* Task directions *
Each record below should appear again exactly as written.

·····

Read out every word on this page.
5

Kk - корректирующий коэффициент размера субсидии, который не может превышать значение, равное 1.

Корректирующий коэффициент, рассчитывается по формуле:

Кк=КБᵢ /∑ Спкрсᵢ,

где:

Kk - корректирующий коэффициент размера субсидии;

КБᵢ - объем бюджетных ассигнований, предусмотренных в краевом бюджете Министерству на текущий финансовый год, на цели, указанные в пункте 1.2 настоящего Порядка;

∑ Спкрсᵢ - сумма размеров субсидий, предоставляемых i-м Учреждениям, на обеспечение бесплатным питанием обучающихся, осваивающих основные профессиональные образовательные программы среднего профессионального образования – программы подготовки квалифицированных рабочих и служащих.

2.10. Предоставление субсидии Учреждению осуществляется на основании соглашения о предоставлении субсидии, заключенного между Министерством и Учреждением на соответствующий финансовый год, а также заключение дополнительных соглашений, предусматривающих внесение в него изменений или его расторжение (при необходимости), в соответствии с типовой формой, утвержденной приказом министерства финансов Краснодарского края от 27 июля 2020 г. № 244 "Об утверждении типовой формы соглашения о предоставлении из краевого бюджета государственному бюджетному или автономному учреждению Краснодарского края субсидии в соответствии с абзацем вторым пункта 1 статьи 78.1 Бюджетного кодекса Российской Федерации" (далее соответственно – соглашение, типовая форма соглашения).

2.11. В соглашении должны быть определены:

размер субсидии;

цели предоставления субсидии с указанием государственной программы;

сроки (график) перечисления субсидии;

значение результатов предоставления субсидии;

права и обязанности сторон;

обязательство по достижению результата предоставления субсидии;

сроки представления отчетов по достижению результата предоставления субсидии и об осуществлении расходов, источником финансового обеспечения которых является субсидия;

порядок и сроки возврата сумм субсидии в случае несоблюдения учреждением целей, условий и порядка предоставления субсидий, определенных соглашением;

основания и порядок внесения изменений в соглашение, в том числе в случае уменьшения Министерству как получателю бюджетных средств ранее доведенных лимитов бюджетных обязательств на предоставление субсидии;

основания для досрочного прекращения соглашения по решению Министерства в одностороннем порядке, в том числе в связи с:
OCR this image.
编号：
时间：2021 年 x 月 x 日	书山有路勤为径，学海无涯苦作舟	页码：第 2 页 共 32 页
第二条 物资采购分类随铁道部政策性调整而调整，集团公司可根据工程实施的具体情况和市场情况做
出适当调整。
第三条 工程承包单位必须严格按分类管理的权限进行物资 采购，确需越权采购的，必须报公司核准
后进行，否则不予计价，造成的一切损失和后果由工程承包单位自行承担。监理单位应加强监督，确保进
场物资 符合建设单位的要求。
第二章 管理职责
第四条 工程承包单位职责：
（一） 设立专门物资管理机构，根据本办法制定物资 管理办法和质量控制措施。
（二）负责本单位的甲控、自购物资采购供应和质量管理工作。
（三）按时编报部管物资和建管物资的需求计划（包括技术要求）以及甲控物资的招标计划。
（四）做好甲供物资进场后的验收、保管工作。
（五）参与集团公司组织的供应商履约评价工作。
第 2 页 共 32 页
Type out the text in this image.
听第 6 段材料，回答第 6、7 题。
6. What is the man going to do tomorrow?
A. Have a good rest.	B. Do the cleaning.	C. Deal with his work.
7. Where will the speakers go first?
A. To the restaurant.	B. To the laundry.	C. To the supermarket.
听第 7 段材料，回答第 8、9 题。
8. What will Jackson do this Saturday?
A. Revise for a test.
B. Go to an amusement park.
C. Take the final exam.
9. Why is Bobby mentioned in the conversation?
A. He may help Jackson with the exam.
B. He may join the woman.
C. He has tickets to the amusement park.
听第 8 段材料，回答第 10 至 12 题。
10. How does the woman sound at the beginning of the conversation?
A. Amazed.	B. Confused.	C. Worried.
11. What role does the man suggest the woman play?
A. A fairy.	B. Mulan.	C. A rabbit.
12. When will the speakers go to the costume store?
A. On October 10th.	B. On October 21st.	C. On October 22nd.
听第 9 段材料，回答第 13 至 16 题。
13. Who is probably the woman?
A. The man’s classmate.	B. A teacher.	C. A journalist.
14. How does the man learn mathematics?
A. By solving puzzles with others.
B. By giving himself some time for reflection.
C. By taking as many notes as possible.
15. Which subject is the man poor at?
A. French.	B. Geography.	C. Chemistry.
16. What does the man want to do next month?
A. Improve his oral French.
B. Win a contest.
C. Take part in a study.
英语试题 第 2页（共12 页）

·····

* Exercise result *
Read out every word on this page.
5

Kk - корректирующий коэффициент размера субсидии, который не может превышать значение, равное 1.

Корректирующий коэффициент, рассчитывается по формуле:

Кк=КБᵢ /∑ Спкрсᵢ,

где:

Kk - корректирующий коэффициент размера субсидии;

КБᵢ - объем бюджетных ассигнований, предусмотренных в краевом бюджете Министерству на текущий финансовый год, на цели, указанные в пункте 1.2 настоящего Порядка;

∑ Спкрсᵢ - сумма размеров субсидий, предоставляемых i-м Учреждениям, на обеспечение бесплатным питанием обучающихся, осваивающих основные профессиональные образовательные программы среднего профессионального образования – программы подготовки квалифицированных рабочих и служащих.

2.10. Предоставление субсидии Учреждению осуществляется на основании соглашения о предоставлении субсидии, заключенного между Министерством и Учреждением на соответствующий финансовый год, а также заключение дополнительных соглашений, предусматривающих внесение в него изменений или его расторжение (при необходимости), в соответствии с типовой формой, утвержденной приказом министерства финансов Краснодарского края от 27 июля 2020 г. № 244 "Об утверждении типовой формы соглашения о предоставлении из краевого бюджета государственному бюджетному или автономному учреждению Краснодарского края субсидии в соответствии с абзацем вторым пункта 1 статьи 78.1 Бюджетного кодекса Российской Федерации" (далее соответственно – соглашение, типовая форма соглашения).

2.11. В соглашении должны быть определены:

размер субсидии;

цели предоставления субсидии с указанием государственной программы;

сроки (график) перечисления субсидии;

значение результатов предоставления субсидии;

права и обязанности сторон;

обязательство по достижению результата предоставления субсидии;

сроки представления отчетов по достижению результата предоставления субсидии и об осуществлении расходов, источником финансового обеспечения которых является субсидия;

порядок и сроки возврата сумм субсидии в случае несоблюдения учреждением целей, условий и порядка предоставления субсидий, определенных соглашением;

основания и порядок внесения изменений в соглашение, в том числе в случае уменьшения Министерству как получателю бюджетных средств ранее доведенных лимитов бюджетных обязательств на предоставление субсидии;

основания для досрочного прекращения соглашения по решению Министерства в одностороннем порядке, в том числе в связи с:
OCR this image.
编号：
时间：2021 年 x 月 x 日	书山有路勤为径，学海无涯苦作舟	页码：第 2 页 共 32 页
第二条 物资采购分类随铁道部政策性调整而调整，集团公司可根据工程实施的具体情况和市场情况做
出适当调整。
第三条 工程承包单位必须严格按分类管理的权限进行物资 采购，确需越权采购的，必须报公司核准
后进行，否则不予计价，造成的一切损失和后果由工程承包单位自行承担。监理单位应加强监督，确保进
场物资 符合建设单位的要求。
第二章 管理职责
第四条 工程承包单位职责：
（一） 设立专门物资管理机构，根据本办法制定物资 管理办法和质量控制措施。
（二）负责本单位的甲控、自购物资采购供应和质量管理工作。
（三）按时编报部管物资和建管物资的需求计划（包括技术要求）以及甲控物资的招标计划。
（四）做好甲供物资进场后的验收、保管工作。
（五）参与集团公司组织的供应商履约评价工作。
第 2 页 共 32 页
Type out the text in this image.
听第 6 段材料，回答第 6、7 题。
6. What is the man going to do tomorrow?
A. Have a good rest.	B. Do the cleaning.	C. Deal with his work.
7. Where will the speakers go first?
A. To the restaurant.	B. To the laundry.	C. To the supermarket.
听第 7 段材料，回答第 8、9 题。
8. What will Jackson do this Saturday?
A. Revise for a test.
B. Go to an amusement park.
C. Take the final exam.
9. Why is Bobby mentioned in the conversation?
A. He may help Jackson with the exam.
B. He may join the woman.
C. He has tickets to the amusement park.
听第 8 段材料，回答第 10 至 12 题。
10. How does the woman sound at the beginning of the conversation?
A. Amazed.	B. Confused.	C. Worried.
11. What role does the man suggest the woman play?
A. A fairy.	B. Mulan.	C. A rabbit.
12. When will the speakers go to the costume store?
A. On October 10th.	B. On October 21st.	C. On October 22nd.
听第 9 段材料，回答第 13 至 16 题。
13. Who is probably the woman?
A. The man’s classmate.	B. A teacher.	C. A journalist.
14. How does the man learn mathematics?
A. By solving puzzles with others.
B. By giving himself some time for reflection.
C. By taking as many notes as possible.
15. Which subject is the man poor at?
A. French.	B. Geography.	C. Chemistry.
16. What does the man want to do next month?
A. Improve his oral French.
B. Win a contest.
C. Take part in a study.
英语试题 第 2页（共12 页）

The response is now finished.